▸ Task
Take the material and output all of it exactly.

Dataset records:
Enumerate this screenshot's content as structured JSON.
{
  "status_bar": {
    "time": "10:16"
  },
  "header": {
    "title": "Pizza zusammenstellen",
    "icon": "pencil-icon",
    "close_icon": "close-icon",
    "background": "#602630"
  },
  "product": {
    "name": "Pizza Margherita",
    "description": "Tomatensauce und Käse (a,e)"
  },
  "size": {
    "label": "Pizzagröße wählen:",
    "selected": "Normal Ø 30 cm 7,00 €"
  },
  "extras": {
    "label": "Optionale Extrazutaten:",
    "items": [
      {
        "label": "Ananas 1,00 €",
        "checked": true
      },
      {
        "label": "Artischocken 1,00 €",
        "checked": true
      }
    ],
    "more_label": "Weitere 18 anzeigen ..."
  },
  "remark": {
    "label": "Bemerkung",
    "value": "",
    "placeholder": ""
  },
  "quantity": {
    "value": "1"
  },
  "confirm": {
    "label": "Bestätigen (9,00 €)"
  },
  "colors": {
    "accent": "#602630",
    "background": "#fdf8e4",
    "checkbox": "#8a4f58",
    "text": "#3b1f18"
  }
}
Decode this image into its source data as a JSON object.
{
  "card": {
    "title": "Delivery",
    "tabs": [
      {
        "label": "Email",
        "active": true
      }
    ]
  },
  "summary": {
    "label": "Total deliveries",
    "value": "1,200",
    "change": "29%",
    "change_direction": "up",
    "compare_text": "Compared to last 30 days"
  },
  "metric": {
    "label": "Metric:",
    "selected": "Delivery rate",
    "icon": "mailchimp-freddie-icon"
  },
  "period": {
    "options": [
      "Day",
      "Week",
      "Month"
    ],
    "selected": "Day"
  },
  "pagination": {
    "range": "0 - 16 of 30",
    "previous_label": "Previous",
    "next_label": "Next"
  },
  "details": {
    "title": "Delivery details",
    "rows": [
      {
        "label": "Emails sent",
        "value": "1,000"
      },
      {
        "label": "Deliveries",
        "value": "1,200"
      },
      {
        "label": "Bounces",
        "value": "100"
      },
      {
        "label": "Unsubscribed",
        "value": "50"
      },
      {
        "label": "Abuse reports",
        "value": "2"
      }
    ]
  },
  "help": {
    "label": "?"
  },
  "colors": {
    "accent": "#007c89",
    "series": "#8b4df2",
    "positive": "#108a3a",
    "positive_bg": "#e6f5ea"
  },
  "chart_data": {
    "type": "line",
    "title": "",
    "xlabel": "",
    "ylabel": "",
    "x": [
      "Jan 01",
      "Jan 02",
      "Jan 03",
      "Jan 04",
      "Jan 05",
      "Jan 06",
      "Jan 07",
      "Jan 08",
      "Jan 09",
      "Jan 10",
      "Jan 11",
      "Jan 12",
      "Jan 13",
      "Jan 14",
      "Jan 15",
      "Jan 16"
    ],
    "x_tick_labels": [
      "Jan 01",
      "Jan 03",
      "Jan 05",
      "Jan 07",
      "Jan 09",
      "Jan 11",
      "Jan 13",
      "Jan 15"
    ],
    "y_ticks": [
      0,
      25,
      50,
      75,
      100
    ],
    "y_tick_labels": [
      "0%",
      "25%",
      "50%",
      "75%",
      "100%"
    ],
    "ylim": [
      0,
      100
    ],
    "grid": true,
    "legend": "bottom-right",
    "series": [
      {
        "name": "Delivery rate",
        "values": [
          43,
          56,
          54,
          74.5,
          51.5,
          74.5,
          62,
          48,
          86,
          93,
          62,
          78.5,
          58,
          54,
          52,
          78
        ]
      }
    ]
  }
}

▸ Written solution
Enumerate this screenshot's content as structured JSON.
{
  "status_bar": {
    "time": "10:16"
  },
  "header": {
    "title": "Pizza zusammenstellen",
    "icon": "pencil-icon",
    "close_icon": "close-icon",
    "background": "#602630"
  },
  "product": {
    "name": "Pizza Margherita",
    "description": "Tomatensauce und Käse (a,e)"
  },
  "size": {
    "label": "Pizzagröße wählen:",
    "selected": "Normal Ø 30 cm 7,00 €"
  },
  "extras": {
    "label": "Optionale Extrazutaten:",
    "items": [
      {
        "label": "Ananas 1,00 €",
        "checked": true
      },
      {
        "label": "Artischocken 1,00 €",
        "checked": true
      }
    ],
    "more_label": "Weitere 18 anzeigen ..."
  },
  "remark": {
    "label": "Bemerkung",
    "value": "",
    "placeholder": ""
  },
  "quantity": {
    "value": "1"
  },
  "confirm": {
    "label": "Bestätigen (9,00 €)"
  },
  "colors": {
    "accent": "#602630",
    "background": "#fdf8e4",
    "checkbox": "#8a4f58",
    "text": "#3b1f18"
  }
}
Decode this image into its source data as a JSON object.
{
  "card": {
    "title": "Delivery",
    "tabs": [
      {
        "label": "Email",
        "active": true
      }
    ]
  },
  "summary": {
    "label": "Total deliveries",
    "value": "1,200",
    "change": "29%",
    "change_direction": "up",
    "compare_text": "Compared to last 30 days"
  },
  "metric": {
    "label": "Metric:",
    "selected": "Delivery rate",
    "icon": "mailchimp-freddie-icon"
  },
  "period": {
    "options": [
      "Day",
      "Week",
      "Month"
    ],
    "selected": "Day"
  },
  "pagination": {
    "range": "0 - 16 of 30",
    "previous_label": "Previous",
    "next_label": "Next"
  },
  "details": {
    "title": "Delivery details",
    "rows": [
      {
        "label": "Emails sent",
        "value": "1,000"
      },
      {
        "label": "Deliveries",
        "value": "1,200"
      },
      {
        "label": "Bounces",
        "value": "100"
      },
      {
        "label": "Unsubscribed",
        "value": "50"
      },
      {
        "label": "Abuse reports",
        "value": "2"
      }
    ]
  },
  "help": {
    "label": "?"
  },
  "colors": {
    "accent": "#007c89",
    "series": "#8b4df2",
    "positive": "#108a3a",
    "positive_bg": "#e6f5ea"
  },
  "chart_data": {
    "type": "line",
    "title": "",
    "xlabel": "",
    "ylabel": "",
    "x": [
      "Jan 01",
      "Jan 02",
      "Jan 03",
      "Jan 04",
      "Jan 05",
      "Jan 06",
      "Jan 07",
      "Jan 08",
      "Jan 09",
      "Jan 10",
      "Jan 11",
      "Jan 12",
      "Jan 13",
      "Jan 14",
      "Jan 15",
      "Jan 16"
    ],
    "x_tick_labels": [
      "Jan 01",
      "Jan 03",
      "Jan 05",
      "Jan 07",
      "Jan 09",
      "Jan 11",
      "Jan 13",
      "Jan 15"
    ],
    "y_ticks": [
      0,
      25,
      50,
      75,
      100
    ],
    "y_tick_labels": [
      "0%",
      "25%",
      "50%",
      "75%",
      "100%"
    ],
    "ylim": [
      0,
      100
    ],
    "grid": true,
    "legend": "bottom-right",
    "series": [
      {
        "name": "Delivery rate",
        "values": [
          43,
          56,
          54,
          74.5,
          51.5,
          74.5,
          62,
          48,
          86,
          93,
          62,
          78.5,
          58,
          54,
          52,
          78
        ]
      }
    ]
  }
}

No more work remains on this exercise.